Enough is enough!
Wednesday, 20 November 2013
Visit to the quack!
Just returned from a docto'r appointment. He has just confirmed my suspicions - my blood pressure is very high, so I am to start a course of medication - calcium channel blockers. Does this mean I am eating too much calcium? Not sure. What I do know is, stress must be a HUGE contributing factor.
Just learned also that I am not allowed to go for job interviews because I am off sick. Can't plan ahead because I may not have a job to go to next term. So my life is in limbo.
Friday, 8 November 2013
Up with the lark!
Can anyone explain why on a weekday I struggle to open my eyes at 6:20am and long for a lie in but come Saturday morning I am up with the lark at 5pm after having 4 hours sleep? Perhaps it is my body clock.
Last night I heard a bird singing at 11pm and thought, "What bird , in it's right mind would want to sing at that time of night when most birds are sitting in the dark, trying to be as still as possible, trying not to get noticed?" (Reminding me of those awkward planning meetings after school, in which nobody wanted to speak for fear of prolonging the meeting, clock watching until the meeting was over!)
What to do today? I have already checked my emails (twice), had breakfast (porridge), put the washing machine on (just my own stuff)and fed the cat.
Leaving Teaching?
Today I decided to start a blog on the topic of leaving teaching....
Having spend the best of 25+ years teaching in secondary schools I have decided today that enough is enough! Teaching is making me ill and is destroying my mental health.

## [DATASET EXTRACT]
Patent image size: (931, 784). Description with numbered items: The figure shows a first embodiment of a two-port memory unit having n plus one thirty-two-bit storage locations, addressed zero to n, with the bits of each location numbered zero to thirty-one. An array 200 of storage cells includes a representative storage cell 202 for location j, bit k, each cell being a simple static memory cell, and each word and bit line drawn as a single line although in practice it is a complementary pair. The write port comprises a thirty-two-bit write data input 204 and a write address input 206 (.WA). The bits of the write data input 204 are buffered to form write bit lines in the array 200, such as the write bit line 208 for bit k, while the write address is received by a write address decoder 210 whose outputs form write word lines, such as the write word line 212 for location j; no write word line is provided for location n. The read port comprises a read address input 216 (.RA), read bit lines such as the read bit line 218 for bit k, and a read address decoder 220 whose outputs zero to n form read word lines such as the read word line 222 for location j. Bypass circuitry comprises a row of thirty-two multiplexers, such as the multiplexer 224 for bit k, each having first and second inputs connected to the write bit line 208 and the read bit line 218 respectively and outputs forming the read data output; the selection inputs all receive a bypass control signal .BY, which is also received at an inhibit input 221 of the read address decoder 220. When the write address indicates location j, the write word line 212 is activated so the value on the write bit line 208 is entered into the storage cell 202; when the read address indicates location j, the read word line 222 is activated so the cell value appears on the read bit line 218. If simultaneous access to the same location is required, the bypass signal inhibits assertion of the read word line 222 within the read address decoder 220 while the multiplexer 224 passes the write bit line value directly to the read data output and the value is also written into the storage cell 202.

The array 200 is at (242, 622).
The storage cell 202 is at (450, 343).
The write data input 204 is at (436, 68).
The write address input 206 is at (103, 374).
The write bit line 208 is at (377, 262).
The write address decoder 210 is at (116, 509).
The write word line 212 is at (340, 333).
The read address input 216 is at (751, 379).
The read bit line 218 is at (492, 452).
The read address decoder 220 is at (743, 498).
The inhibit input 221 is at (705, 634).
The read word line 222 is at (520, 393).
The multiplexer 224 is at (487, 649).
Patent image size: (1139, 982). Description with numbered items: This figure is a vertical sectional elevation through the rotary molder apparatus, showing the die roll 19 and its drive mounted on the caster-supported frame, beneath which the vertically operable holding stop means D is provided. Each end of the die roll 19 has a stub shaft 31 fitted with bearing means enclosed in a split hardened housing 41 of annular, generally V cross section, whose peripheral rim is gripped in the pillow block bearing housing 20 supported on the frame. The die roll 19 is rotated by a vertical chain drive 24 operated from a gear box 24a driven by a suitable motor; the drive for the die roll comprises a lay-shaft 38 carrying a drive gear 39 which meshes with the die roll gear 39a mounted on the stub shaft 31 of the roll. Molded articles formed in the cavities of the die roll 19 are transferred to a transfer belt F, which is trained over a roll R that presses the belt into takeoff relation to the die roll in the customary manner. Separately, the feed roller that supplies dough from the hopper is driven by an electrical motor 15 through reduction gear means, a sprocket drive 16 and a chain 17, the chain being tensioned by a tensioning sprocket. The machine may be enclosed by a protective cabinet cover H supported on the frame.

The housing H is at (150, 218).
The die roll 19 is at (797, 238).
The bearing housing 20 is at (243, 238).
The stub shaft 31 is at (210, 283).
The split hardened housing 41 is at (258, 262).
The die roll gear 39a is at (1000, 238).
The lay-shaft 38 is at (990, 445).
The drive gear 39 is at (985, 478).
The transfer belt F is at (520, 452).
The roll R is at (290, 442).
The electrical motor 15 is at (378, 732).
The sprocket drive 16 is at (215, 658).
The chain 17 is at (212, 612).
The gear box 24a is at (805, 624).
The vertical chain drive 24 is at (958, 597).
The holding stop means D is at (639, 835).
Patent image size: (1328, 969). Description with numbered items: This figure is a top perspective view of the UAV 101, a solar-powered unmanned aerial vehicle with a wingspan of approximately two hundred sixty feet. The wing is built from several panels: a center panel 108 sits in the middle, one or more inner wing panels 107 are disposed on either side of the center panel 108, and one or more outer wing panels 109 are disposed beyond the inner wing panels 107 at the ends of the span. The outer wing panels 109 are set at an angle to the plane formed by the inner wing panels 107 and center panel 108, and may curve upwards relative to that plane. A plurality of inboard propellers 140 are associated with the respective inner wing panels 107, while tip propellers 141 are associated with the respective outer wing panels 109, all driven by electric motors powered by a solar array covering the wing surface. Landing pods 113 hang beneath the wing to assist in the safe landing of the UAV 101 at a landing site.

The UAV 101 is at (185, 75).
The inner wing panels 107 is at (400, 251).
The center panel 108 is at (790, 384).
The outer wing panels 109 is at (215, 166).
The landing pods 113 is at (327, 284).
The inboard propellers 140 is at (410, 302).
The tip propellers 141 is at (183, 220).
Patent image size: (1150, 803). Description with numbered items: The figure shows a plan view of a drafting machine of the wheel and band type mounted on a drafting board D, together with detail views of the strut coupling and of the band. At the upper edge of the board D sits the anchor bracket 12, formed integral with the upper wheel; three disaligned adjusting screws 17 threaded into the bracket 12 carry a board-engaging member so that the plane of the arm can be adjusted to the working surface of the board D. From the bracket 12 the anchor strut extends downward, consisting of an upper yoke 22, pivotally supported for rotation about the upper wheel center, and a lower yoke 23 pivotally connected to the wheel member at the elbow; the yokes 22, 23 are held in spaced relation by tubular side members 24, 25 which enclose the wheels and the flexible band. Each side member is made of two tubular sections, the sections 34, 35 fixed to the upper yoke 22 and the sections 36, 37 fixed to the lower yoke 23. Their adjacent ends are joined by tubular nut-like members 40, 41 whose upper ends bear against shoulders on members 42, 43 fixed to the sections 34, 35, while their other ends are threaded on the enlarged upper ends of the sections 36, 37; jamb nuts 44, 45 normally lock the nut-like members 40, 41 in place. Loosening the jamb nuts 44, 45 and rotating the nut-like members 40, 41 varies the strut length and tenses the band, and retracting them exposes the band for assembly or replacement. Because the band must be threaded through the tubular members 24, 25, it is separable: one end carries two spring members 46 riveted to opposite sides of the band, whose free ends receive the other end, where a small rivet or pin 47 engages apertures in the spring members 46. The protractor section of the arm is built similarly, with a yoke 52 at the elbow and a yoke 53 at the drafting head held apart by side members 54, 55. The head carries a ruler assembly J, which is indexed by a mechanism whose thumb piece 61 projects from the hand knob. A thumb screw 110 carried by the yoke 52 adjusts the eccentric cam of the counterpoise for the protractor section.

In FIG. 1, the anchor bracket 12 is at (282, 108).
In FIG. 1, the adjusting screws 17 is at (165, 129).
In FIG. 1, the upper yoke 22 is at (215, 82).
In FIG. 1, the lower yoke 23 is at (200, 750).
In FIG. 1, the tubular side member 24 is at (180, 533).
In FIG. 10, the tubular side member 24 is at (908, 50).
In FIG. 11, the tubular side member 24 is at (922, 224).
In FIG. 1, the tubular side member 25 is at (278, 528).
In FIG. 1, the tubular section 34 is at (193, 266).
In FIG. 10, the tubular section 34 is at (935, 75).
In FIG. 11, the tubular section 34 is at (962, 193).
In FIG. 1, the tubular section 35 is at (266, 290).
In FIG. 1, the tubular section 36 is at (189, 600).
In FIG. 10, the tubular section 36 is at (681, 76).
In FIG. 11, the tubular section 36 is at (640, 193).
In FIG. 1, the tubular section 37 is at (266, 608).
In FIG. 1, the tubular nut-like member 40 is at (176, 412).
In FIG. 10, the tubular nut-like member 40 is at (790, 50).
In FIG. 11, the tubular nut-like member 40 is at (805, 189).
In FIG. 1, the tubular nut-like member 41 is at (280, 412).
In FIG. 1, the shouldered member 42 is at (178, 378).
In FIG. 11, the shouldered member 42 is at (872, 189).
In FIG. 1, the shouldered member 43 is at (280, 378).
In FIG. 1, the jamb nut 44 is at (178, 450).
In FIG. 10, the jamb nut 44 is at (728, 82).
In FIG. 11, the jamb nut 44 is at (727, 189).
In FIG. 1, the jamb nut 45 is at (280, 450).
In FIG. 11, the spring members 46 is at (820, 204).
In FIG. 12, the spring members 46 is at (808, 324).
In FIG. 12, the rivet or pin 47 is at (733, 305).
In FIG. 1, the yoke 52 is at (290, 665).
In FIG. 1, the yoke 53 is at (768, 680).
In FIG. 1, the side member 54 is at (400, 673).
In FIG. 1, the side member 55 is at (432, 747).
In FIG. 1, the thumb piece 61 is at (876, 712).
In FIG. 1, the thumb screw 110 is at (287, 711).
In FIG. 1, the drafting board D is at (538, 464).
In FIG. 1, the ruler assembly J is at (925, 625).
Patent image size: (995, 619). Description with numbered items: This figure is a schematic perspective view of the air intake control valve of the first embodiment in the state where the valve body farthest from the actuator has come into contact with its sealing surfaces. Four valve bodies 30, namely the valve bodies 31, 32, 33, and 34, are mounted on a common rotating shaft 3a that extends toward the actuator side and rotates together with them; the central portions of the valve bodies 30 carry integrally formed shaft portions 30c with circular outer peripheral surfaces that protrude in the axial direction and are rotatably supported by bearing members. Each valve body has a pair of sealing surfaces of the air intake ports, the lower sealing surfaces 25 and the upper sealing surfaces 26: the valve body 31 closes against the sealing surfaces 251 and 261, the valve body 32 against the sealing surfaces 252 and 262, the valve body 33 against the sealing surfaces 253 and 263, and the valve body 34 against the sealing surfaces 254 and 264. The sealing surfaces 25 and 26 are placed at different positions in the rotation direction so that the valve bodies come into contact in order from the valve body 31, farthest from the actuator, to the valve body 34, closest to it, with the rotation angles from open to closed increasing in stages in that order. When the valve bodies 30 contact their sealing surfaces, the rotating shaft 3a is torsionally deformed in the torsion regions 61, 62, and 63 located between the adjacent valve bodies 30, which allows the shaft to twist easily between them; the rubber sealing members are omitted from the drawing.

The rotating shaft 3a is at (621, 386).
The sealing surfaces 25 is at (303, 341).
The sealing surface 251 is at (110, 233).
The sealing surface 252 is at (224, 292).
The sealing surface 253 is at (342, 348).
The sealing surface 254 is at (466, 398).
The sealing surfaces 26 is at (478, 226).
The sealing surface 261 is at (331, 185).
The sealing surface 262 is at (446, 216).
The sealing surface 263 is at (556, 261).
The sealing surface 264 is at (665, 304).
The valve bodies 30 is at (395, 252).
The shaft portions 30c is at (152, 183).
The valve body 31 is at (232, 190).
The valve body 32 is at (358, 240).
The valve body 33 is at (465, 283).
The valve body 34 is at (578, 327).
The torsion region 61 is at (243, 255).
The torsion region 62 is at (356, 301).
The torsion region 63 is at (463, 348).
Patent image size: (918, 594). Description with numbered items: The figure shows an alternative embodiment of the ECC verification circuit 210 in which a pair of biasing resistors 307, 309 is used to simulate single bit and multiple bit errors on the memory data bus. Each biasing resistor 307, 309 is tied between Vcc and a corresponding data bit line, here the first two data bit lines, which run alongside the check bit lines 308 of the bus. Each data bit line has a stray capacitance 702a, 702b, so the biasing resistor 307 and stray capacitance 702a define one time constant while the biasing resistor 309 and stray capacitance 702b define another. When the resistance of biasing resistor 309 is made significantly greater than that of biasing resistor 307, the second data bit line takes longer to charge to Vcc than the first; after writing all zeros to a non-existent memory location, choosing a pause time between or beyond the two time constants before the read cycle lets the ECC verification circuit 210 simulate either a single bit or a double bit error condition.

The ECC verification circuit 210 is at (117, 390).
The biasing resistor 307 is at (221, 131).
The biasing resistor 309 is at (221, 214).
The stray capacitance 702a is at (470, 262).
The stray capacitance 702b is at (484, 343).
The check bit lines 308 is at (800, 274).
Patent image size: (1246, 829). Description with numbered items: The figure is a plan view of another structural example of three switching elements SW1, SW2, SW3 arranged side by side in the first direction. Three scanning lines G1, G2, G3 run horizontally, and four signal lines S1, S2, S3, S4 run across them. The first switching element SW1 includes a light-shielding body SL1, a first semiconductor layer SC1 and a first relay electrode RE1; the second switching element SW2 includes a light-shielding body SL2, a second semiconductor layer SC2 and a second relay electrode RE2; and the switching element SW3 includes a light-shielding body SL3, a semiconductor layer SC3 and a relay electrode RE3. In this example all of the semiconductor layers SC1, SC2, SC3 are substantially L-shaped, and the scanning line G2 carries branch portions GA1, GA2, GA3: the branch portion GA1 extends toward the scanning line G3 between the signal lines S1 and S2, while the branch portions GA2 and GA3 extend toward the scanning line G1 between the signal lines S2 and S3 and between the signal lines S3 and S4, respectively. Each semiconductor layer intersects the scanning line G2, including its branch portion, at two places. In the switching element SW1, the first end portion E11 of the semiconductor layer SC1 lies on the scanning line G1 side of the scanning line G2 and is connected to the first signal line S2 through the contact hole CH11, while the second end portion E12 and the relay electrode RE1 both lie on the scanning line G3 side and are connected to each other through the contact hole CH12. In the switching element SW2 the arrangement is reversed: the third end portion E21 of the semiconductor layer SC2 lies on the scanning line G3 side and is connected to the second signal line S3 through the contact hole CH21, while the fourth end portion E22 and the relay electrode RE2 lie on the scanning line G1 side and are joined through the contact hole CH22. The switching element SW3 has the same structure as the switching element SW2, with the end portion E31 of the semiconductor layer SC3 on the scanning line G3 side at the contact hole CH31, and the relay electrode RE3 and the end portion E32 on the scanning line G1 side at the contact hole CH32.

## [PROBLEM A]
Answer these questions from the blog about leaving teaching:
(i) What kind of medication is the writer to start?
(ii) What did the writer have for breakfast?
(iii) For how many years has the writer been teaching in secondary schools?
## [PROBLEM B]
Can you extend the blog about leaving teaching by carrying it on from its last sentence?
The rows are separate material, unrelated to the blog about leaving teaching.

## [RESULT A]
(i) Calcium channel blockers.
(ii) Porridge.
(iii) 25+ years.

## [RESULT B]
It crept up on me very slowly. First manifesting as annoying little aches pains and niggles, then into full blown meltdown. The cause? Not easy to pinpont the defining moment which sent me over the edge but a combination of pupil aggression, defiance snd indifference, SMT Ofsted hysteria, data and information overload, timetable changes, endless nights anguishing over observations/marking/preparation/planning and making resources. Wasted time obsessing over how to do to improve my lessons. Lack of support when things go wrong, pupils' behaviour blamed on uninspiring lesson planning, inadequate differentiation, poor classroom climate, hunger, thirst, needing the toilet, the lights, the wind, the rain, Monday morning, Friday afternoon, half term, Christmas approaching.......
The final straw?
"I'm gonna bang you out!", Year 8 scally announces,
"Is he behaving himself?", the Head of Year enquires,
"No," says I, "He says he's gonna bang me out"
"Any problems and he can do detention with me at breaktime", she says and makes a hasty retreat.
Thirty minutes later the lesson ends and said scally whooops out down the corridor ignoring my request to stay to discuss his behaviour only to be first in the queue for breaktime toast and a cup of tea.
Me - I have break duty, then Y11 for a double lesson before lunch (got to set up my resources in another classroom too) and I am dying for a wee, a brew and my breakfast.